Start of Task inputs
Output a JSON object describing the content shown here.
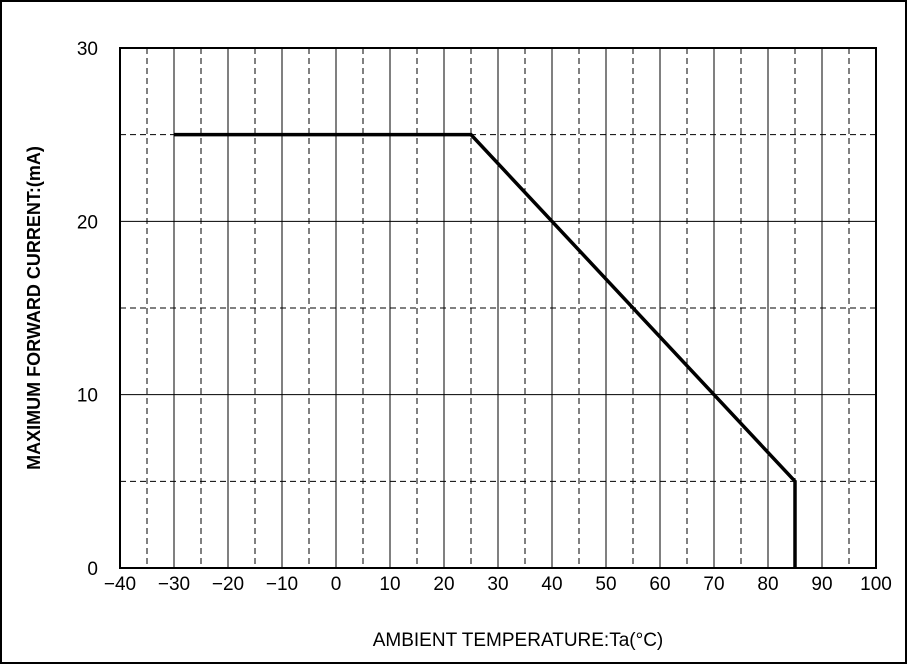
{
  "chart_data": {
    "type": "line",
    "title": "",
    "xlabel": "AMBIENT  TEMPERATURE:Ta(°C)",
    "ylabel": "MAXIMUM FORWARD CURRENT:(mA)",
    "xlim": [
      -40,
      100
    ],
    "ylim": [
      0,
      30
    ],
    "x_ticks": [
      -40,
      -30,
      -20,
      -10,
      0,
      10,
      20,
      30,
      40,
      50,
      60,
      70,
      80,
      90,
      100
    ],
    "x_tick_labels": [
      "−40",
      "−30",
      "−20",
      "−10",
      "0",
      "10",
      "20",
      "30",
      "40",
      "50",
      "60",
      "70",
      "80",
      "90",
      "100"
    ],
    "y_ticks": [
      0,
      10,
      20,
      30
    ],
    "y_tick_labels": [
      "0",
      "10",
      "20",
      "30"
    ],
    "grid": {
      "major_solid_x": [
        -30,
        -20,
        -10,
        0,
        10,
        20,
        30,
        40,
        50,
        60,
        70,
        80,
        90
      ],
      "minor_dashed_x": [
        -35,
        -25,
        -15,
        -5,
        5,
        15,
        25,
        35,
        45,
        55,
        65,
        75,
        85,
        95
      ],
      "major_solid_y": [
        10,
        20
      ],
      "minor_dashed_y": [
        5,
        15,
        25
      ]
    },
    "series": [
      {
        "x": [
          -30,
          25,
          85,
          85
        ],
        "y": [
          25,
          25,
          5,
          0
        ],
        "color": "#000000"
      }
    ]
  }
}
End of Task inputs
What to do: Go through the listing above and write it out again exactly, dropping the pictures.

Correct response:
Output a JSON object describing the content shown here.
{
  "chart_data": {
    "type": "line",
    "title": "",
    "xlabel": "AMBIENT  TEMPERATURE:Ta(°C)",
    "ylabel": "MAXIMUM FORWARD CURRENT:(mA)",
    "xlim": [
      -40,
      100
    ],
    "ylim": [
      0,
      30
    ],
    "x_ticks": [
      -40,
      -30,
      -20,
      -10,
      0,
      10,
      20,
      30,
      40,
      50,
      60,
      70,
      80,
      90,
      100
    ],
    "x_tick_labels": [
      "−40",
      "−30",
      "−20",
      "−10",
      "0",
      "10",
      "20",
      "30",
      "40",
      "50",
      "60",
      "70",
      "80",
      "90",
      "100"
    ],
    "y_ticks": [
      0,
      10,
      20,
      30
    ],
    "y_tick_labels": [
      "0",
      "10",
      "20",
      "30"
    ],
    "grid": {
      "major_solid_x": [
        -30,
        -20,
        -10,
        0,
        10,
        20,
        30,
        40,
        50,
        60,
        70,
        80,
        90
      ],
      "minor_dashed_x": [
        -35,
        -25,
        -15,
        -5,
        5,
        15,
        25,
        35,
        45,
        55,
        65,
        75,
        85,
        95
      ],
      "major_solid_y": [
        10,
        20
      ],
      "minor_dashed_y": [
        5,
        15,
        25
      ]
    },
    "series": [
      {
        "x": [
          -30,
          25,
          85,
          85
        ],
        "y": [
          25,
          25,
          5,
          0
        ],
        "color": "#000000"
      }
    ]
  }
}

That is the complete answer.